WORK INSTRUCTIONS: Please render every line of the material below as a two-column Markdown table headed Row and Material line, numbering each row and skipping any blank lines.

[Element box records]

════════════════════

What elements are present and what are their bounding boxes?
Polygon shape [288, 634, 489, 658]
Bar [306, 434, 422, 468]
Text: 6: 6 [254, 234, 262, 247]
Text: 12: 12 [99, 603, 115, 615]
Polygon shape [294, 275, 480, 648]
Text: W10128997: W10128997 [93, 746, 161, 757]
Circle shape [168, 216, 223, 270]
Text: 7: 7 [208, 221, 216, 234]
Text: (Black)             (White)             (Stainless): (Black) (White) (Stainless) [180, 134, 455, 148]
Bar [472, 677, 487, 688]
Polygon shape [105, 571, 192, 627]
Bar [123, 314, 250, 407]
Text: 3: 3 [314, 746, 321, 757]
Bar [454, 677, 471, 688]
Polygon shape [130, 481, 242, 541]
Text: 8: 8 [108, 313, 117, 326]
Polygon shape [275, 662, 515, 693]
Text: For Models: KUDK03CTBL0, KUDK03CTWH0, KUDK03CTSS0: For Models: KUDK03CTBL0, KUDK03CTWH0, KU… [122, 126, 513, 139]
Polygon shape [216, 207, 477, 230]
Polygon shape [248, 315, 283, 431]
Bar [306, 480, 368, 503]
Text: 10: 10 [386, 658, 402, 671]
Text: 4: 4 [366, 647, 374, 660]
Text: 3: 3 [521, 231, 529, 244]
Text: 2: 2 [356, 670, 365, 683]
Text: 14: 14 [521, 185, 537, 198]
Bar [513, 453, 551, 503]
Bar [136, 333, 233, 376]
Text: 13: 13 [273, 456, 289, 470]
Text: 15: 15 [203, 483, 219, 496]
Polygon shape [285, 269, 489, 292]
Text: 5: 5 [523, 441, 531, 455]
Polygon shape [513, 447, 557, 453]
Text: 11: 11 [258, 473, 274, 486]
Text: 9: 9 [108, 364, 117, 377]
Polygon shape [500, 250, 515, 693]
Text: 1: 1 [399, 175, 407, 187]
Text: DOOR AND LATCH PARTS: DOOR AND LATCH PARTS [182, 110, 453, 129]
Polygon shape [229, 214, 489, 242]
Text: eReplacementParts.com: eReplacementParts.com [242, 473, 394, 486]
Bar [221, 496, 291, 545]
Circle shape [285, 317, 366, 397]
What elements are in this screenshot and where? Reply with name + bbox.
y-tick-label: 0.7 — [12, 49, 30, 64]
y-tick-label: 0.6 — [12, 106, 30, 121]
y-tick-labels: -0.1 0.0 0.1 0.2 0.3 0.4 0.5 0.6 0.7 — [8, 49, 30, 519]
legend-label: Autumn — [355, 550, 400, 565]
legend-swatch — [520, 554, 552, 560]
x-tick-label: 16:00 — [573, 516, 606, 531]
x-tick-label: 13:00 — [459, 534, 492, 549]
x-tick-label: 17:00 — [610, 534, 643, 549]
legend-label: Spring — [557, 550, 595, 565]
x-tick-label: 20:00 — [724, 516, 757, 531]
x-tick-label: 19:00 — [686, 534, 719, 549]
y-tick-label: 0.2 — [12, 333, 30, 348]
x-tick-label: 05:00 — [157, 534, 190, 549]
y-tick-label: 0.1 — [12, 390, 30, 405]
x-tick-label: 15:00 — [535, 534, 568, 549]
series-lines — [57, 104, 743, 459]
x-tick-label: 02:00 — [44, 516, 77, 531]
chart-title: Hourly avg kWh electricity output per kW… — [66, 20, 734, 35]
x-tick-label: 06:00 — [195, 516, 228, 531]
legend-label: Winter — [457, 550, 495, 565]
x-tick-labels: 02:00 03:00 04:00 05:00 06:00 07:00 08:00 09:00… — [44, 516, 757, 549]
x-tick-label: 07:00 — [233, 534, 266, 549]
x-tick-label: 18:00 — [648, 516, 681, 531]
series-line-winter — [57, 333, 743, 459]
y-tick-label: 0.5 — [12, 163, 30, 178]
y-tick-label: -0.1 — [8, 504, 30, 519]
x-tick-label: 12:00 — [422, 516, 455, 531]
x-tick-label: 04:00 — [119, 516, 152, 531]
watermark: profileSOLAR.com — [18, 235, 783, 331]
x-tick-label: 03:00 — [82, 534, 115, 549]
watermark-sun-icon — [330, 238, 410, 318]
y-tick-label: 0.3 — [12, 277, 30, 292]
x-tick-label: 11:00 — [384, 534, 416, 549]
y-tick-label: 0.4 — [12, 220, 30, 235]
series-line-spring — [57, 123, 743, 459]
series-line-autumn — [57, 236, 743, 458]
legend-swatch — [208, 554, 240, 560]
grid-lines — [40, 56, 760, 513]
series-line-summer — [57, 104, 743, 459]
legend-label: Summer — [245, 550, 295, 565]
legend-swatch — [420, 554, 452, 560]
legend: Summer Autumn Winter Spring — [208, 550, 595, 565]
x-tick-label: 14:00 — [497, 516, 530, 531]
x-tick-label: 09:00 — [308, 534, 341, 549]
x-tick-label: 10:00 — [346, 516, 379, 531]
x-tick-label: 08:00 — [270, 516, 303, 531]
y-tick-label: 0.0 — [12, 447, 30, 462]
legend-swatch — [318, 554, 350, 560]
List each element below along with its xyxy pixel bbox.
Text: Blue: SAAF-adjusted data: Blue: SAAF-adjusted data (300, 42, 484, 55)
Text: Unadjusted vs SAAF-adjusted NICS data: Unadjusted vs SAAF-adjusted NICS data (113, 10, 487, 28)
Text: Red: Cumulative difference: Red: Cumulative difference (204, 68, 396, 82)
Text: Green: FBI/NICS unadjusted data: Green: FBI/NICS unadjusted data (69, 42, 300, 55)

════════════════════

EXERCISE ANSWER:
| Row | Material line |
|---|---|
| 1 | What elements are present and what are their bounding boxes? |
| 2 | Polygon shape [288, 634, 489, 658] |
| 3 | Bar [306, 434, 422, 468] |
| 4 | Text: 6: 6 [254, 234, 262, 247] |
| 5 | Text: 12: 12 [99, 603, 115, 615] |
| 6 | Polygon shape [294, 275, 480, 648] |
| 7 | Text: W10128997: W10128997 [93, 746, 161, 757] |
| 8 | Circle shape [168, 216, 223, 270] |
| 9 | Text: 7: 7 [208, 221, 216, 234] |
| 10 | Text: (Black)             (White)             (Stainless): (Black) (White) (Stainless) [180, 134, 455, 148] |
| 11 | Bar [472, 677, 487, 688] |
| 12 | Polygon shape [105, 571, 192, 627] |
| 13 | Bar [123, 314, 250, 407] |
| 14 | Text: 3: 3 [314, 746, 321, 757] |
| 15 | Bar [454, 677, 471, 688] |
| 16 | Polygon shape [130, 481, 242, 541] |
| 17 | Text: 8: 8 [108, 313, 117, 326] |
| 18 | Polygon shape [275, 662, 515, 693] |
| 19 | Text: For Models: KUDK03CTBL0, KUDK03CTWH0, KUDK03CTSS0: For Models: KUDK03CTBL0, KUDK03CTWH0, KU… [122, 126, 513, 139] |
| 20 | Polygon shape [216, 207, 477, 230] |
| 21 | Polygon shape [248, 315, 283, 431] |
| 22 | Bar [306, 480, 368, 503] |
| 23 | Text: 10: 10 [386, 658, 402, 671] |
| 24 | Text: 4: 4 [366, 647, 374, 660] |
| 25 | Text: 3: 3 [521, 231, 529, 244] |
| 26 | Text: 2: 2 [356, 670, 365, 683] |
| 27 | Text: 14: 14 [521, 185, 537, 198] |
| 28 | Bar [513, 453, 551, 503] |
| 29 | Bar [136, 333, 233, 376] |
| 30 | Text: 13: 13 [273, 456, 289, 470] |
| 31 | Text: 15: 15 [203, 483, 219, 496] |
| 32 | Polygon shape [285, 269, 489, 292] |
| 33 | Text: 5: 5 [523, 441, 531, 455] |
| 34 | Polygon shape [513, 447, 557, 453] |
| 35 | Text: 11: 11 [258, 473, 274, 486] |
| 36 | Text: 9: 9 [108, 364, 117, 377] |
| 37 | Polygon shape [500, 250, 515, 693] |
| 38 | Text: 1: 1 [399, 175, 407, 187] |
| 39 | Text: DOOR AND LATCH PARTS: DOOR AND LATCH PARTS [182, 110, 453, 129] |
| 40 | Polygon shape [229, 214, 489, 242] |
| 41 | Text: eReplacementParts.com: eReplacementParts.com [242, 473, 394, 486] |
| 42 | Bar [221, 496, 291, 545] |
| 43 | Circle shape [285, 317, 366, 397] |
| 44 | What elements are in this screenshot and where? Reply with name + bbox. |
| 45 | y-tick-label: 0.7 — [12, 49, 30, 64] |
| 46 | y-tick-label: 0.6 — [12, 106, 30, 121] |
| 47 | y-tick-labels: -0.1 0.0 0.1 0.2 0.3 0.4 0.5 0.6 0.7 — [8, 49, 30, 519] |
| 48 | legend-label: Autumn — [355, 550, 400, 565] |
| 49 | legend-swatch — [520, 554, 552, 560] |
| 50 | x-tick-label: 16:00 — [573, 516, 606, 531] |
| 51 | x-tick-label: 13:00 — [459, 534, 492, 549] |
| 52 | x-tick-label: 17:00 — [610, 534, 643, 549] |
| 53 | legend-label: Spring — [557, 550, 595, 565] |
| 54 | x-tick-label: 20:00 — [724, 516, 757, 531] |
| 55 | x-tick-label: 19:00 — [686, 534, 719, 549] |
| 56 | y-tick-label: 0.2 — [12, 333, 30, 348] |
| 57 | x-tick-label: 05:00 — [157, 534, 190, 549] |
| 58 | y-tick-label: 0.1 — [12, 390, 30, 405] |
| 59 | x-tick-label: 15:00 — [535, 534, 568, 549] |
| 60 | series-lines — [57, 104, 743, 459] |
| 61 | x-tick-label: 02:00 — [44, 516, 77, 531] |
| 62 | chart-title: Hourly avg kWh electricity output per kW… — [66, 20, 734, 35] |
| 63 | x-tick-label: 06:00 — [195, 516, 228, 531] |
| 64 | legend-label: Winter — [457, 550, 495, 565] |
| 65 | x-tick-labels: 02:00 03:00 04:00 05:00 06:00 07:00 08:00 09:00… — [44, 516, 757, 549] |
| 66 | x-tick-label: 07:00 — [233, 534, 266, 549] |
| 67 | x-tick-label: 18:00 — [648, 516, 681, 531] |
| 68 | series-line-winter — [57, 333, 743, 459] |
| 69 | y-tick-label: 0.5 — [12, 163, 30, 178] |
| 70 | y-tick-label: -0.1 — [8, 504, 30, 519] |
| 71 | x-tick-label: 12:00 — [422, 516, 455, 531] |
| 72 | x-tick-label: 04:00 — [119, 516, 152, 531] |
| 73 | watermark: profileSOLAR.com — [18, 235, 783, 331] |
| 74 | x-tick-label: 03:00 — [82, 534, 115, 549] |
| 75 | watermark-sun-icon — [330, 238, 410, 318] |
| 76 | y-tick-label: 0.3 — [12, 277, 30, 292] |
| 77 | x-tick-label: 11:00 — [384, 534, 416, 549] |
| 78 | y-tick-label: 0.4 — [12, 220, 30, 235] |
| 79 | series-line-spring — [57, 123, 743, 459] |
| 80 | series-line-autumn — [57, 236, 743, 458] |
| 81 | legend-swatch — [208, 554, 240, 560] |
| 82 | grid-lines — [40, 56, 760, 513] |
| 83 | series-line-summer — [57, 104, 743, 459] |
| 84 | legend-label: Summer — [245, 550, 295, 565] |
| 85 | legend-swatch — [420, 554, 452, 560] |
| 86 | legend: Summer Autumn Winter Spring — [208, 550, 595, 565] |
| 87 | x-tick-label: 14:00 — [497, 516, 530, 531] |
| 88 | x-tick-label: 09:00 — [308, 534, 341, 549] |
| 89 | x-tick-label: 10:00 — [346, 516, 379, 531] |
| 90 | x-tick-label: 08:00 — [270, 516, 303, 531] |
| 91 | y-tick-label: 0.0 — [12, 447, 30, 462] |
| 92 | legend-swatch — [318, 554, 350, 560] |
| 93 | List each element below along with its xyxy pixel bbox. |
| 94 | Text: Blue: SAAF-adjusted data: Blue: SAAF-adjusted data (300, 42, 484, 55) |
| 95 | Text: Unadjusted vs SAAF-adjusted NICS data: Unadjusted vs SAAF-adjusted NICS data (113, 10, 487, 28) |
| 96 | Text: Red: Cumulative difference: Red: Cumulative difference (204, 68, 396, 82) |
| 97 | Text: Green: FBI/NICS unadjusted data: Green: FBI/NICS unadjusted data (69, 42, 300, 55) |